◆ **SHORT EXERCISE**
Copy the records that follow exactly as written, but not their pictures.

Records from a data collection
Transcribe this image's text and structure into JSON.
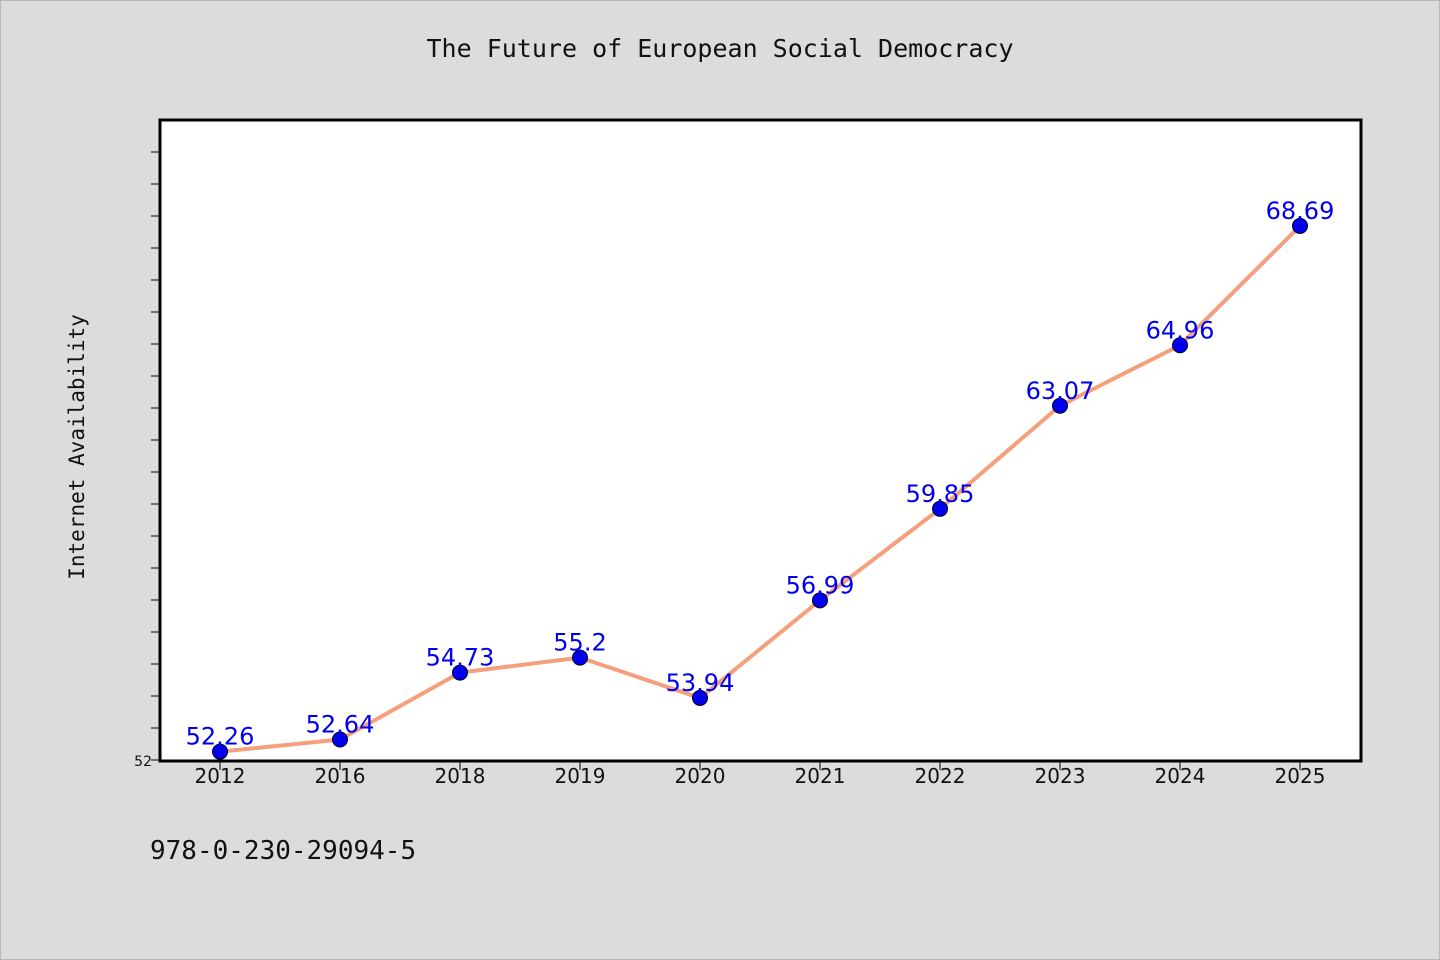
{
  "chart_data": {
    "type": "line",
    "title": "The Future of European Social Democracy",
    "xlabel": "",
    "ylabel": "Internet Availability",
    "categories": [
      "2012",
      "2016",
      "2018",
      "2019",
      "2020",
      "2021",
      "2022",
      "2023",
      "2024",
      "2025"
    ],
    "series": [
      {
        "values": [
          52.26,
          52.64,
          54.73,
          55.2,
          53.94,
          56.99,
          59.85,
          63.07,
          64.96,
          68.69
        ],
        "labels": [
          "52.26",
          "52.64",
          "54.73",
          "55.2",
          "53.94",
          "56.99",
          "59.85",
          "63.07",
          "64.96",
          "68.69"
        ],
        "line_color": "#f4a07c",
        "marker_color": "#0000ee"
      }
    ],
    "ylim": [
      52,
      72
    ],
    "y_tick_labels": [
      "52"
    ],
    "grid": false,
    "legend": "none"
  },
  "footer": {
    "code": "978-0-230-29094-5"
  }
}
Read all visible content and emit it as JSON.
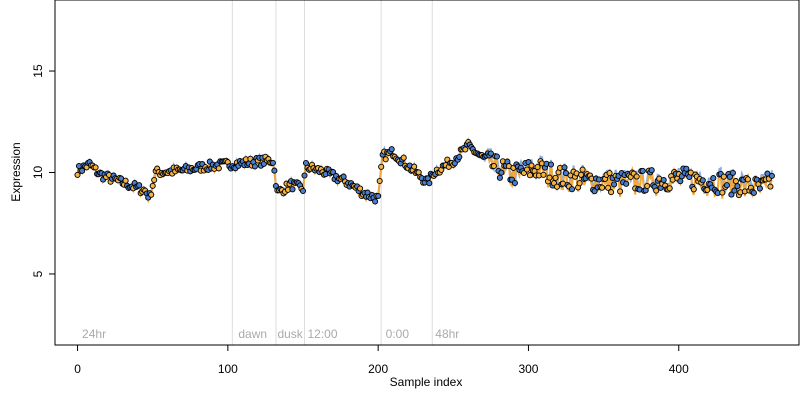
{
  "chart_data": {
    "type": "line",
    "title": "",
    "xlabel": "Sample index",
    "ylabel": "Expression",
    "xlim": [
      -15,
      480
    ],
    "ylim": [
      1.5,
      18.5
    ],
    "xticks": [
      0,
      100,
      200,
      300,
      400
    ],
    "yticks": [
      5,
      10,
      15
    ],
    "grid": false,
    "legend": "none",
    "colors": {
      "point_fill_orange": "#f5b342",
      "point_fill_blue": "#4a7fd0",
      "line_orange": "#f2a93b",
      "line_blue": "#8aaee0",
      "point_stroke": "#000000",
      "divider": "#dddddd",
      "segment_label": "#aaaaaa"
    },
    "n_points": 463,
    "segment_boundaries": [
      103,
      132,
      151,
      202,
      236
    ],
    "segment_labels": [
      {
        "label": "24hr",
        "x": 3
      },
      {
        "label": "dawn",
        "x": 107
      },
      {
        "label": "dusk",
        "x": 133
      },
      {
        "label": "12:00",
        "x": 153
      },
      {
        "label": "0:00",
        "x": 205
      },
      {
        "label": "48hr",
        "x": 238
      }
    ],
    "series_profile": [
      {
        "x": 0,
        "y": 10.1
      },
      {
        "x": 8,
        "y": 10.4
      },
      {
        "x": 15,
        "y": 9.9
      },
      {
        "x": 30,
        "y": 9.5
      },
      {
        "x": 45,
        "y": 9.1
      },
      {
        "x": 48,
        "y": 8.8
      },
      {
        "x": 52,
        "y": 10.0
      },
      {
        "x": 70,
        "y": 10.1
      },
      {
        "x": 85,
        "y": 10.3
      },
      {
        "x": 100,
        "y": 10.4
      },
      {
        "x": 115,
        "y": 10.5
      },
      {
        "x": 130,
        "y": 10.6
      },
      {
        "x": 133,
        "y": 9.0
      },
      {
        "x": 142,
        "y": 9.4
      },
      {
        "x": 150,
        "y": 9.2
      },
      {
        "x": 152,
        "y": 10.3
      },
      {
        "x": 165,
        "y": 10.0
      },
      {
        "x": 180,
        "y": 9.5
      },
      {
        "x": 190,
        "y": 9.0
      },
      {
        "x": 200,
        "y": 8.7
      },
      {
        "x": 203,
        "y": 10.8
      },
      {
        "x": 210,
        "y": 11.0
      },
      {
        "x": 222,
        "y": 10.2
      },
      {
        "x": 233,
        "y": 9.5
      },
      {
        "x": 237,
        "y": 10.0
      },
      {
        "x": 250,
        "y": 10.6
      },
      {
        "x": 260,
        "y": 11.3
      },
      {
        "x": 275,
        "y": 10.4
      },
      {
        "x": 290,
        "y": 9.9
      },
      {
        "x": 305,
        "y": 10.2
      },
      {
        "x": 320,
        "y": 9.8
      },
      {
        "x": 340,
        "y": 9.6
      },
      {
        "x": 360,
        "y": 9.5
      },
      {
        "x": 380,
        "y": 9.6
      },
      {
        "x": 400,
        "y": 9.7
      },
      {
        "x": 420,
        "y": 9.6
      },
      {
        "x": 440,
        "y": 9.4
      },
      {
        "x": 455,
        "y": 9.2
      },
      {
        "x": 462,
        "y": 9.6
      }
    ]
  }
}
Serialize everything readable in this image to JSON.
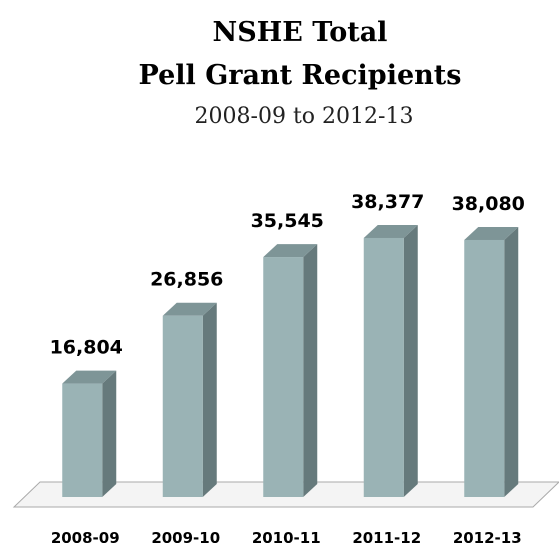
{
  "chart_data": {
    "type": "bar",
    "title_lines": [
      "NSHE Total",
      "Pell Grant Recipients"
    ],
    "subtitle": "2008-09 to 2012-13",
    "categories": [
      "2008-09",
      "2009-10",
      "2010-11",
      "2011-12",
      "2012-13"
    ],
    "values": [
      16804,
      26856,
      35545,
      38377,
      38080
    ],
    "value_labels": [
      "16,804",
      "26,856",
      "35,545",
      "38,377",
      "38,080"
    ],
    "ylim": [
      0,
      40000
    ],
    "grid": false,
    "legend": "none",
    "style": "3d-column"
  },
  "colors": {
    "bar_front": "#9ab3b5",
    "bar_side": "#667a7c",
    "bar_top": "#7e9597",
    "floor": "#aaaaaa",
    "text": "#000000"
  }
}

◆ **SOLVED EXERCISE**
Transcribe this image's text and structure into JSON.
{
  "chart_data": {
    "type": "line",
    "title": "The Future of European Social Democracy",
    "xlabel": "",
    "ylabel": "Internet Availability",
    "categories": [
      "2012",
      "2016",
      "2018",
      "2019",
      "2020",
      "2021",
      "2022",
      "2023",
      "2024",
      "2025"
    ],
    "series": [
      {
        "values": [
          52.26,
          52.64,
          54.73,
          55.2,
          53.94,
          56.99,
          59.85,
          63.07,
          64.96,
          68.69
        ],
        "labels": [
          "52.26",
          "52.64",
          "54.73",
          "55.2",
          "53.94",
          "56.99",
          "59.85",
          "63.07",
          "64.96",
          "68.69"
        ],
        "line_color": "#f4a07c",
        "marker_color": "#0000ee"
      }
    ],
    "ylim": [
      52,
      72
    ],
    "y_tick_labels": [
      "52"
    ],
    "grid": false,
    "legend": "none"
  },
  "footer": {
    "code": "978-0-230-29094-5"
  }
}
Read all visible content and emit it as JSON.
{
  "chart_data": {
    "type": "line",
    "title": "",
    "xlabel": "Sample index",
    "ylabel": "Expression",
    "xlim": [
      -15,
      480
    ],
    "ylim": [
      1.5,
      18.5
    ],
    "xticks": [
      0,
      100,
      200,
      300,
      400
    ],
    "yticks": [
      5,
      10,
      15
    ],
    "grid": false,
    "legend": "none",
    "colors": {
      "point_fill_orange": "#f5b342",
      "point_fill_blue": "#4a7fd0",
      "line_orange": "#f2a93b",
      "line_blue": "#8aaee0",
      "point_stroke": "#000000",
      "divider": "#dddddd",
      "segment_label": "#aaaaaa"
    },
    "n_points": 463,
    "segment_boundaries": [
      103,
      132,
      151,
      202,
      236
    ],
    "segment_labels": [
      {
        "label": "24hr",
        "x": 3
      },
      {
        "label": "dawn",
        "x": 107
      },
      {
        "label": "dusk",
        "x": 133
      },
      {
        "label": "12:00",
        "x": 153
      },
      {
        "label": "0:00",
        "x": 205
      },
      {
        "label": "48hr",
        "x": 238
      }
    ],
    "series_profile": [
      {
        "x": 0,
        "y": 10.1
      },
      {
        "x": 8,
        "y": 10.4
      },
      {
        "x": 15,
        "y": 9.9
      },
      {
        "x": 30,
        "y": 9.5
      },
      {
        "x": 45,
        "y": 9.1
      },
      {
        "x": 48,
        "y": 8.8
      },
      {
        "x": 52,
        "y": 10.0
      },
      {
        "x": 70,
        "y": 10.1
      },
      {
        "x": 85,
        "y": 10.3
      },
      {
        "x": 100,
        "y": 10.4
      },
      {
        "x": 115,
        "y": 10.5
      },
      {
        "x": 130,
        "y": 10.6
      },
      {
        "x": 133,
        "y": 9.0
      },
      {
        "x": 142,
        "y": 9.4
      },
      {
        "x": 150,
        "y": 9.2
      },
      {
        "x": 152,
        "y": 10.3
      },
      {
        "x": 165,
        "y": 10.0
      },
      {
        "x": 180,
        "y": 9.5
      },
      {
        "x": 190,
        "y": 9.0
      },
      {
        "x": 200,
        "y": 8.7
      },
      {
        "x": 203,
        "y": 10.8
      },
      {
        "x": 210,
        "y": 11.0
      },
      {
        "x": 222,
        "y": 10.2
      },
      {
        "x": 233,
        "y": 9.5
      },
      {
        "x": 237,
        "y": 10.0
      },
      {
        "x": 250,
        "y": 10.6
      },
      {
        "x": 260,
        "y": 11.3
      },
      {
        "x": 275,
        "y": 10.4
      },
      {
        "x": 290,
        "y": 9.9
      },
      {
        "x": 305,
        "y": 10.2
      },
      {
        "x": 320,
        "y": 9.8
      },
      {
        "x": 340,
        "y": 9.6
      },
      {
        "x": 360,
        "y": 9.5
      },
      {
        "x": 380,
        "y": 9.6
      },
      {
        "x": 400,
        "y": 9.7
      },
      {
        "x": 420,
        "y": 9.6
      },
      {
        "x": 440,
        "y": 9.4
      },
      {
        "x": 455,
        "y": 9.2
      },
      {
        "x": 462,
        "y": 9.6
      }
    ]
  }
}
Serialize everything readable in this image to JSON.
{
  "chart_data": {
    "type": "bar",
    "title_lines": [
      "NSHE Total",
      "Pell Grant Recipients"
    ],
    "subtitle": "2008-09 to 2012-13",
    "categories": [
      "2008-09",
      "2009-10",
      "2010-11",
      "2011-12",
      "2012-13"
    ],
    "values": [
      16804,
      26856,
      35545,
      38377,
      38080
    ],
    "value_labels": [
      "16,804",
      "26,856",
      "35,545",
      "38,377",
      "38,080"
    ],
    "ylim": [
      0,
      40000
    ],
    "grid": false,
    "legend": "none",
    "style": "3d-column"
  },
  "colors": {
    "bar_front": "#9ab3b5",
    "bar_side": "#667a7c",
    "bar_top": "#7e9597",
    "floor": "#aaaaaa",
    "text": "#000000"
  }
}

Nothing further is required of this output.